* [TASK INPUTS]
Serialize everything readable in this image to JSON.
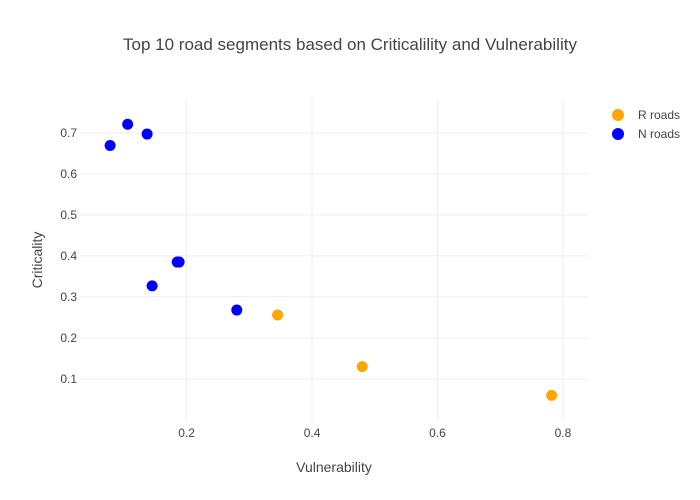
{
  "chart_data": {
    "type": "scatter",
    "title": "Top 10 road segments based on Criticalility and Vulnerability",
    "xlabel": "Vulnerability",
    "ylabel": "Criticality",
    "xlim": [
      0.03,
      0.84
    ],
    "ylim": [
      0.0,
      0.78
    ],
    "xticks": [
      0.2,
      0.4,
      0.6,
      0.8
    ],
    "yticks": [
      0.1,
      0.2,
      0.3,
      0.4,
      0.5,
      0.6,
      0.7
    ],
    "grid": true,
    "legend_position": "top-right",
    "series": [
      {
        "name": "R roads",
        "color": "#FFA500",
        "points": [
          {
            "x": 0.345,
            "y": 0.256
          },
          {
            "x": 0.48,
            "y": 0.13
          },
          {
            "x": 0.782,
            "y": 0.06
          }
        ]
      },
      {
        "name": "N roads",
        "color": "#0000FF",
        "points": [
          {
            "x": 0.078,
            "y": 0.669
          },
          {
            "x": 0.106,
            "y": 0.721
          },
          {
            "x": 0.137,
            "y": 0.697
          },
          {
            "x": 0.185,
            "y": 0.385
          },
          {
            "x": 0.188,
            "y": 0.385
          },
          {
            "x": 0.145,
            "y": 0.327
          },
          {
            "x": 0.28,
            "y": 0.268
          }
        ]
      }
    ]
  }
}
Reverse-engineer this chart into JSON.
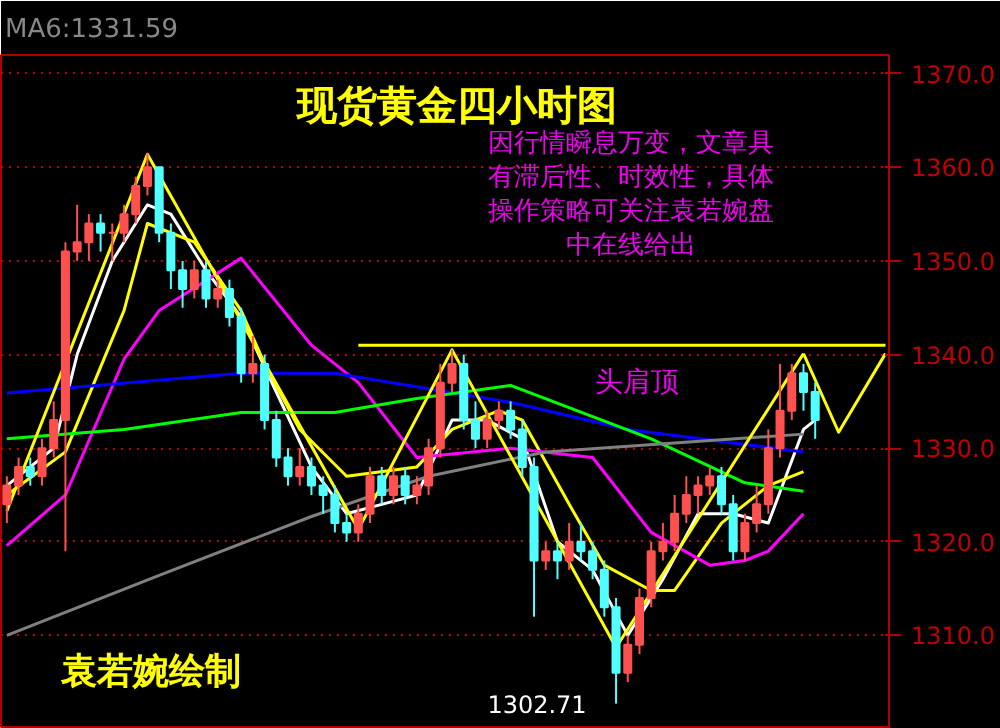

* [GIVEN PROBLEM] Reproduce the full material exactly, excluding the pictures.

* [WRITTEN RESPONSE]
Serialize everything readable in this image to JSON.
{
  "chart_data": {
    "type": "scatter",
    "title": "Top 10 road segments based on Criticalility and Vulnerability",
    "xlabel": "Vulnerability",
    "ylabel": "Criticality",
    "xlim": [
      0.03,
      0.84
    ],
    "ylim": [
      0.0,
      0.78
    ],
    "xticks": [
      0.2,
      0.4,
      0.6,
      0.8
    ],
    "yticks": [
      0.1,
      0.2,
      0.3,
      0.4,
      0.5,
      0.6,
      0.7
    ],
    "grid": true,
    "legend_position": "top-right",
    "series": [
      {
        "name": "R roads",
        "color": "#FFA500",
        "points": [
          {
            "x": 0.345,
            "y": 0.256
          },
          {
            "x": 0.48,
            "y": 0.13
          },
          {
            "x": 0.782,
            "y": 0.06
          }
        ]
      },
      {
        "name": "N roads",
        "color": "#0000FF",
        "points": [
          {
            "x": 0.078,
            "y": 0.669
          },
          {
            "x": 0.106,
            "y": 0.721
          },
          {
            "x": 0.137,
            "y": 0.697
          },
          {
            "x": 0.185,
            "y": 0.385
          },
          {
            "x": 0.188,
            "y": 0.385
          },
          {
            "x": 0.145,
            "y": 0.327
          },
          {
            "x": 0.28,
            "y": 0.268
          }
        ]
      }
    ]
  }
}
Reverse-engineer this chart into JSON.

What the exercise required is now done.